* [AIM]:
Locate all lines with the word "Hope". Copy them.

* [EXTRACTED INFORMATION]:
%%

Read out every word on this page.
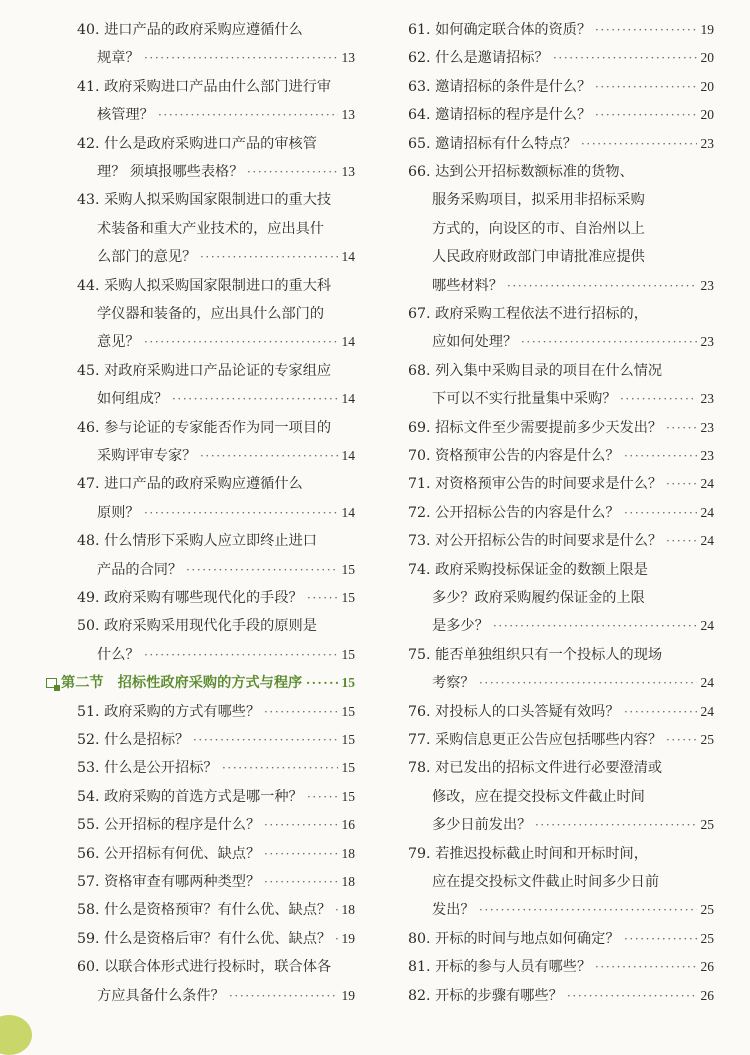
40. 进口产品的政府采购应遵循什么
规章？ ·····	13
41. 政府采购进口产品由什么部门进行审
核管理？ ·····	13
42. 什么是政府采购进口产品的审核管
理？ 须填报哪些表格？ ·····	13
43. 采购人拟采购国家限制进口的重大技
术装备和重大产业技术的，应出具什
么部门的意见？ ·····	14
44. 采购人拟采购国家限制进口的重大科
学仪器和装备的，应出具什么部门的
意见？ ·····	14
45. 对政府采购进口产品论证的专家组应
如何组成？ ·····	14
46. 参与论证的专家能否作为同一项目的
采购评审专家？ ·····	14
47. 进口产品的政府采购应遵循什么
原则？ ·····	14
48. 什么情形下采购人应立即终止进口
产品的合同？ ·····	15
49. 政府采购有哪些现代化的手段？ ·····	15
50. 政府采购采用现代化手段的原则是
什么？ ·····	15
第二节　招标性政府采购的方式与程序 ·····	15
51. 政府采购的方式有哪些？ ·····	15
52. 什么是招标？ ·····	15
53. 什么是公开招标？ ·····	15
54. 政府采购的首选方式是哪一种？ ·····	15
55. 公开招标的程序是什么？ ·····	16
56. 公开招标有何优、缺点？ ·····	18
57. 资格审查有哪两种类型？ ·····	18
58. 什么是资格预审？有什么优、缺点？ ····· 18
59. 什么是资格后审？有什么优、缺点？ ····· 19
60. 以联合体形式进行投标时，联合体各
方应具备什么条件？ ·····	19
61. 如何确定联合体的资质？ ·····	19
62. 什么是邀请招标？ ·····	20
63. 邀请招标的条件是什么？ ·····	20
64. 邀请招标的程序是什么？ ·····	20
65. 邀请招标有什么特点？ ·····	23
66. 达到公开招标数额标准的货物、
服务采购项目，拟采用非招标采购
方式的，向设区的市、自治州以上
人民政府财政部门申请批准应提供
哪些材料？ ·····	23
67. 政府采购工程依法不进行招标的，
应如何处理？ ·····	23
68. 列入集中采购目录的项目在什么情况
下可以不实行批量集中采购？ ·····	23
69. 招标文件至少需要提前多少天发出？ ·····	23
70. 资格预审公告的内容是什么？ ·····	23
71. 对资格预审公告的时间要求是什么？ ·····	24
72. 公开招标公告的内容是什么？ ·····	24
73. 对公开招标公告的时间要求是什么？ ·····	24
74. 政府采购投标保证金的数额上限是
多少？政府采购履约保证金的上限
是多少？ ·····	24
75. 能否单独组织只有一个投标人的现场
考察？ ·····	24
76. 对投标人的口头答疑有效吗？ ·····	24
77. 采购信息更正公告应包括哪些内容？ ·····	25
78. 对已发出的招标文件进行必要澄清或
修改，应在提交投标文件截止时间
多少日前发出？ ·····	25
79. 若推迟投标截止时间和开标时间，
应在提交投标文件截止时间多少日前
发出？ ·····	25
80. 开标的时间与地点如何确定？ ·····	25
81. 开标的参与人员有哪些？ ·····	26
82. 开标的步骤有哪些？ ·····	26
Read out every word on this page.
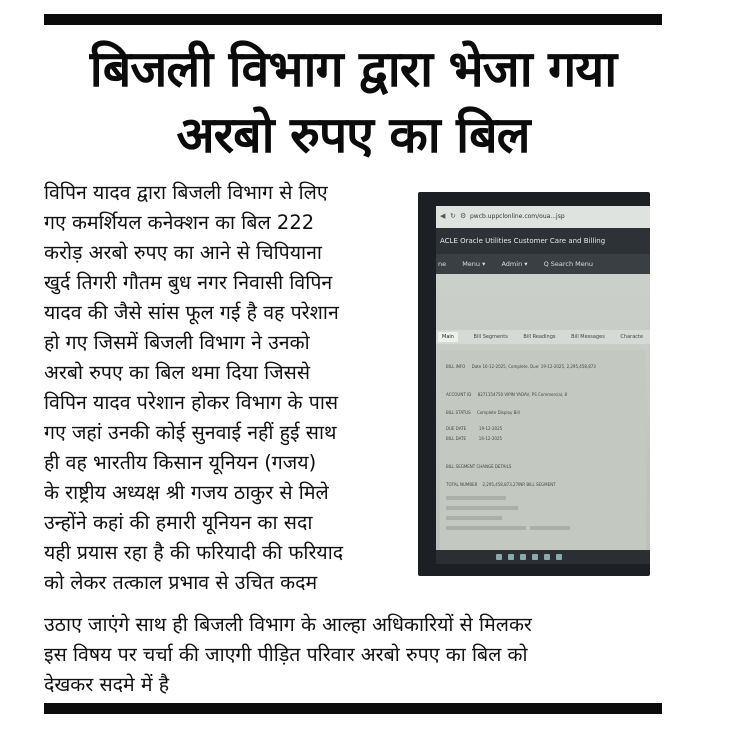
बिजली विभाग द्वारा भेजा गया
अरबो रुपए का बिल
विपिन यादव द्वारा बिजली विभाग से लिए
गए कमर्शियल कनेक्शन का बिल 222
करोड़ अरबो रुपए का आने से चिपियाना
खुर्द तिगरी गौतम बुध नगर निवासी विपिन
यादव की जैसे सांस फूल गई है वह परेशान
हो गए जिसमें बिजली विभाग ने उनको
अरबो रुपए का बिल थमा दिया जिससे
विपिन यादव परेशान होकर विभाग के पास
गए जहां उनकी कोई सुनवाई नहीं हुई साथ
ही वह भारतीय किसान यूनियन (गजय)
के राष्ट्रीय अध्यक्ष श्री गजय ठाकुर से मिले
उन्होंने कहां की हमारी यूनियन का सदा
यही प्रयास रहा है की फरियादी की फरियाद
को लेकर तत्काल प्रभाव से उचित कदम
◀ ↻ ⚙ pwcb.uppclonline.com/oua...jsp
ACLE Oracle Utilities Customer Care and Billing
ne Menu ▾ Admin ▾ Q Search Menu
Main	Bill Segments	Bill Readings	Bill Messages	Characte
BILL INFO Date 16-12-2025, Complete, Due: 19-12-2025, 2,295,458,873
ACCOUNT ID 8271154750 VIPIN YADAV, PS Commercial, 8
BILL STATUS Complete Display Bill
DUE DATE	19-12-2025
BILL DATE	16-12-2025
BILL SEGMENT CHANGE DETAILS
TOTAL NUMBER 2,295,458,873.27INR BILL SEGMENT
उठाए जाएंगे साथ ही बिजली विभाग के आल्हा अधिकारियों से मिलकर
इस विषय पर चर्चा की जाएगी पीड़ित परिवार अरबो रुपए का बिल को
देखकर सदमे में है
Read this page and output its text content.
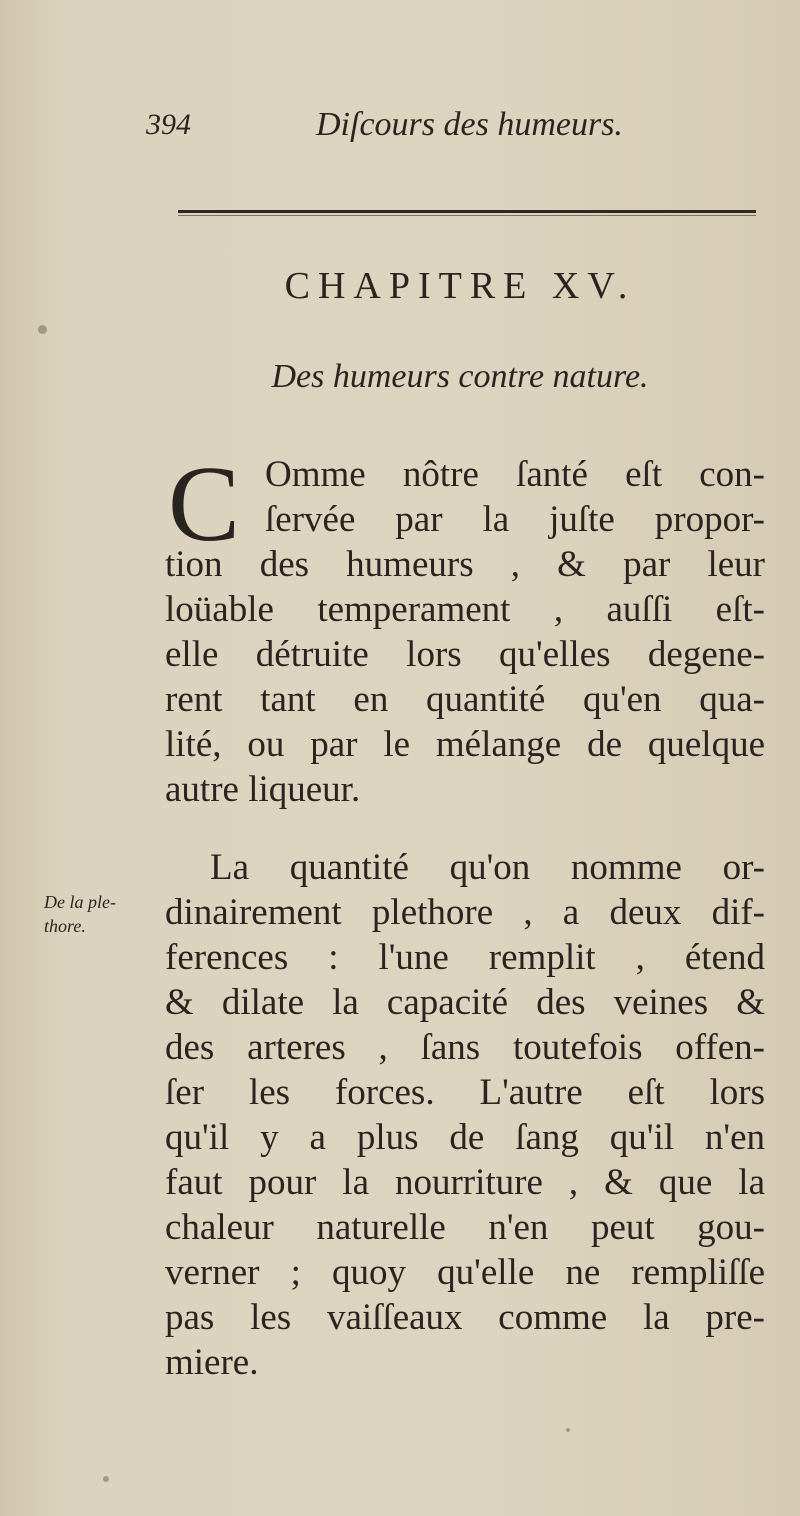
394	Diſcours des humeurs.
CHAPITRE XV.
Des humeurs contre nature.
C Omme nôtre ſanté eſt con-
ſervée par la juſte propor-
tion des humeurs , & par leur
loüable temperament , auſſi eſt-
elle détruite lors qu'elles degene-
rent tant en quantité qu'en qua-
lité, ou par le mélange de quelque
autre liqueur.
La quantité qu'on nomme or-
dinairement plethore , a deux dif-
ferences : l'une remplit , étend
& dilate la capacité des veines &
des arteres , ſans toutefois offen-
ſer les forces. L'autre eſt lors
qu'il y a plus de ſang qu'il n'en
faut pour la nourriture , & que la
chaleur naturelle n'en peut gou-
verner ; quoy qu'elle ne rempliſſe
pas les vaiſſeaux comme la pre-
miere.
De la ple-
thore.
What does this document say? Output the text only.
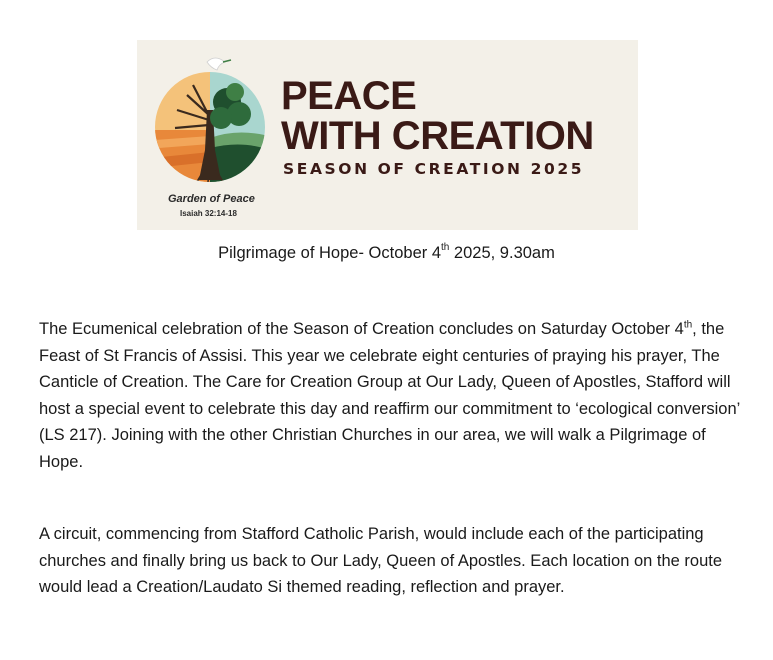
PEACE
WITH CREATION
SEASON OF CREATION 2025
Garden of Peace
Isaiah 32:14-18
Pilgrimage of Hope- October 4th 2025, 9.30am

The Ecumenical celebration of the Season of Creation concludes on Saturday October 4th, the Feast of St Francis of Assisi. This year we celebrate eight centuries of praying his prayer, The Canticle of Creation. The Care for Creation Group at Our Lady, Queen of Apostles, Stafford will host a special event to celebrate this day and reaffirm our commitment to ‘ecological conversion’ (LS 217). Joining with the other Christian Churches in our area, we will walk a Pilgrimage of Hope.

A circuit, commencing from Stafford Catholic Parish, would include each of the participating churches and finally bring us back to Our Lady, Queen of Apostles. Each location on the route would lead a Creation/Laudato Si themed reading, reflection and prayer.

%%

* [THE COMPLETED TASK]:
Pilgrimage of Hope- October 4th 2025, 9.30am
The Ecumenical celebration of the Season of Creation concludes on Saturday October 4th, the Feast of St Francis of Assisi. This year we celebrate eight centuries of praying his prayer, The Canticle of Creation. The Care for Creation Group at Our Lady, Queen of Apostles, Stafford will host a special event to celebrate this day and reaffirm our commitment to ‘ecological conversion’ (LS 217). Joining with the other Christian Churches in our area, we will walk a Pilgrimage of Hope.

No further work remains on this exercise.